- _Written instruction_:
Your task is to copy every record exactly.
— Start of Records for this exercise —
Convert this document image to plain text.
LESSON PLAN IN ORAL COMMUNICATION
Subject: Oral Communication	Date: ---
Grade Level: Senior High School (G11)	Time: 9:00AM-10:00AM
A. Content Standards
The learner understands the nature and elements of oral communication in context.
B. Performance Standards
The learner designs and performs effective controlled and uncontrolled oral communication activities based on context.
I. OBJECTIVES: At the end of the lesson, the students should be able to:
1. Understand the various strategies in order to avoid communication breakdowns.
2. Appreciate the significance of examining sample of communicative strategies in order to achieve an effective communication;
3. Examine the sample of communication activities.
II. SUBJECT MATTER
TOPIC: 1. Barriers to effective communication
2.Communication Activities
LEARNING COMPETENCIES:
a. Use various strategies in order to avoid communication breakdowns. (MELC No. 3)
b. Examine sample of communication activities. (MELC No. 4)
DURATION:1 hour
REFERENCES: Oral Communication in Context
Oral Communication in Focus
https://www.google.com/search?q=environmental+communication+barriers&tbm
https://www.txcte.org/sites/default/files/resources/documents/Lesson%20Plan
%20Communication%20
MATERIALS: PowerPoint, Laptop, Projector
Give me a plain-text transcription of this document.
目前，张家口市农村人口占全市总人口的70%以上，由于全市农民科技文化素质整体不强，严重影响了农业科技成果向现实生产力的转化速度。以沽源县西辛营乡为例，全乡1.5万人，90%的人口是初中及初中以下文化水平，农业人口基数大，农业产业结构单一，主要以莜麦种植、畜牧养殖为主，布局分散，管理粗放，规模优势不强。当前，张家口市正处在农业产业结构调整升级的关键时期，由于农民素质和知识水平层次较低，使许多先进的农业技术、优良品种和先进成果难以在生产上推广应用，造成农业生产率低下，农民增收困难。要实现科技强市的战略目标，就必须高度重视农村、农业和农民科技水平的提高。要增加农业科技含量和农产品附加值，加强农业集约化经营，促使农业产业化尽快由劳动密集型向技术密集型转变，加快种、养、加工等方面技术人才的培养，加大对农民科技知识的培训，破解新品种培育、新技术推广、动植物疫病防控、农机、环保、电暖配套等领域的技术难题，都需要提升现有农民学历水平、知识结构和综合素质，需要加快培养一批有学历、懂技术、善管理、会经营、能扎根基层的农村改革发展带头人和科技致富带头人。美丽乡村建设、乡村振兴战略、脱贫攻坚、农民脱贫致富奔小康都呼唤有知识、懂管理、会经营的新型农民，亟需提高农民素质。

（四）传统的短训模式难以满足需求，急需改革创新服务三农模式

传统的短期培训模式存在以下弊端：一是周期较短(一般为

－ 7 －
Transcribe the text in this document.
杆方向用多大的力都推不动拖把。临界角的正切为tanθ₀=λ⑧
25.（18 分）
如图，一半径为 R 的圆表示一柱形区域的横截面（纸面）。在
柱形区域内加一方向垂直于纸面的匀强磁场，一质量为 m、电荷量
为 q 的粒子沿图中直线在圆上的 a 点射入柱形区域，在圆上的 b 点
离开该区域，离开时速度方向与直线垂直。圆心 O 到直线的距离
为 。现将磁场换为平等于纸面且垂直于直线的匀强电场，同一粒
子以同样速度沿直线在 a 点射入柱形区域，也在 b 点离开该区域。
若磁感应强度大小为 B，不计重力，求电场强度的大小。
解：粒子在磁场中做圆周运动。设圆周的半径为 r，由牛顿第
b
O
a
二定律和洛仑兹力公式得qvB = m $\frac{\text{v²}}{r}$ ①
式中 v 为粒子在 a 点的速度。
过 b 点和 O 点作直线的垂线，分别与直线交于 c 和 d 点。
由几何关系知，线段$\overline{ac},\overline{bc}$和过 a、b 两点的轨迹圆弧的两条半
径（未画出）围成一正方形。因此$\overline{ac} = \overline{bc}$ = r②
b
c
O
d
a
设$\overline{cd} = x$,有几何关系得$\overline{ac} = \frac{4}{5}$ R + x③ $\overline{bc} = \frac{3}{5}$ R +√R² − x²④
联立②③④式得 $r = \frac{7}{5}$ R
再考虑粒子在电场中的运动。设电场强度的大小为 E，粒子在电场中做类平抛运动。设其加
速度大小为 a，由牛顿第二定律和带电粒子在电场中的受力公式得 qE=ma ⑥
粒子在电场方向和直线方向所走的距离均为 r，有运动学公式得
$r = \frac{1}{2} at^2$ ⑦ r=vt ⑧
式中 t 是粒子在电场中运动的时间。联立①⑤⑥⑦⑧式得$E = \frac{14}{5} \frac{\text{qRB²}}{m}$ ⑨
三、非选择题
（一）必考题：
— End of Records for this exercise —
- _Written solution_:
Convert this document image to plain text.
LESSON PLAN IN ORAL COMMUNICATION
Subject: Oral Communication	Date: ---
Grade Level: Senior High School (G11)	Time: 9:00AM-10:00AM
A. Content Standards
The learner understands the nature and elements of oral communication in context.
B. Performance Standards
The learner designs and performs effective controlled and uncontrolled oral communication activities based on context.
I. OBJECTIVES: At the end of the lesson, the students should be able to:
1. Understand the various strategies in order to avoid communication breakdowns.
2. Appreciate the significance of examining sample of communicative strategies in order to achieve an effective communication;
3. Examine the sample of communication activities.
II. SUBJECT MATTER
TOPIC: 1. Barriers to effective communication
2.Communication Activities
LEARNING COMPETENCIES:
a. Use various strategies in order to avoid communication breakdowns. (MELC No. 3)
b. Examine sample of communication activities. (MELC No. 4)
DURATION:1 hour
REFERENCES: Oral Communication in Context
Oral Communication in Focus
https://www.google.com/search?q=environmental+communication+barriers&tbm
https://www.txcte.org/sites/default/files/resources/documents/Lesson%20Plan
%20Communication%20
MATERIALS: PowerPoint, Laptop, Projector
Give me a plain-text transcription of this document.
目前，张家口市农村人口占全市总人口的70%以上，由于全市农民科技文化素质整体不强，严重影响了农业科技成果向现实生产力的转化速度。以沽源县西辛营乡为例，全乡1.5万人，90%的人口是初中及初中以下文化水平，农业人口基数大，农业产业结构单一，主要以莜麦种植、畜牧养殖为主，布局分散，管理粗放，规模优势不强。当前，张家口市正处在农业产业结构调整升级的关键时期，由于农民素质和知识水平层次较低，使许多先进的农业技术、优良品种和先进成果难以在生产上推广应用，造成农业生产率低下，农民增收困难。要实现科技强市的战略目标，就必须高度重视农村、农业和农民科技水平的提高。要增加农业科技含量和农产品附加值，加强农业集约化经营，促使农业产业化尽快由劳动密集型向技术密集型转变，加快种、养、加工等方面技术人才的培养，加大对农民科技知识的培训，破解新品种培育、新技术推广、动植物疫病防控、农机、环保、电暖配套等领域的技术难题，都需要提升现有农民学历水平、知识结构和综合素质，需要加快培养一批有学历、懂技术、善管理、会经营、能扎根基层的农村改革发展带头人和科技致富带头人。美丽乡村建设、乡村振兴战略、脱贫攻坚、农民脱贫致富奔小康都呼唤有知识、懂管理、会经营的新型农民，亟需提高农民素质。

（四）传统的短训模式难以满足需求，急需改革创新服务三农模式

传统的短期培训模式存在以下弊端：一是周期较短(一般为

－ 7 －
Transcribe the text in this document.
杆方向用多大的力都推不动拖把。临界角的正切为tanθ₀=λ⑧
25.（18 分）
如图，一半径为 R 的圆表示一柱形区域的横截面（纸面）。在
柱形区域内加一方向垂直于纸面的匀强磁场，一质量为 m、电荷量
为 q 的粒子沿图中直线在圆上的 a 点射入柱形区域，在圆上的 b 点
离开该区域，离开时速度方向与直线垂直。圆心 O 到直线的距离
为 。现将磁场换为平等于纸面且垂直于直线的匀强电场，同一粒
子以同样速度沿直线在 a 点射入柱形区域，也在 b 点离开该区域。
若磁感应强度大小为 B，不计重力，求电场强度的大小。
解：粒子在磁场中做圆周运动。设圆周的半径为 r，由牛顿第
b
O
a
二定律和洛仑兹力公式得qvB = m $\frac{\text{v²}}{r}$ ①
式中 v 为粒子在 a 点的速度。
过 b 点和 O 点作直线的垂线，分别与直线交于 c 和 d 点。
由几何关系知，线段$\overline{ac},\overline{bc}$和过 a、b 两点的轨迹圆弧的两条半
径（未画出）围成一正方形。因此$\overline{ac} = \overline{bc}$ = r②
b
c
O
d
a
设$\overline{cd} = x$,有几何关系得$\overline{ac} = \frac{4}{5}$ R + x③ $\overline{bc} = \frac{3}{5}$ R +√R² − x²④
联立②③④式得 $r = \frac{7}{5}$ R
再考虑粒子在电场中的运动。设电场强度的大小为 E，粒子在电场中做类平抛运动。设其加
速度大小为 a，由牛顿第二定律和带电粒子在电场中的受力公式得 qE=ma ⑥
粒子在电场方向和直线方向所走的距离均为 r，有运动学公式得
$r = \frac{1}{2} at^2$ ⑦ r=vt ⑧
式中 t 是粒子在电场中运动的时间。联立①⑤⑥⑦⑧式得$E = \frac{14}{5} \frac{\text{qRB²}}{m}$ ⑨
三、非选择题
（一）必考题：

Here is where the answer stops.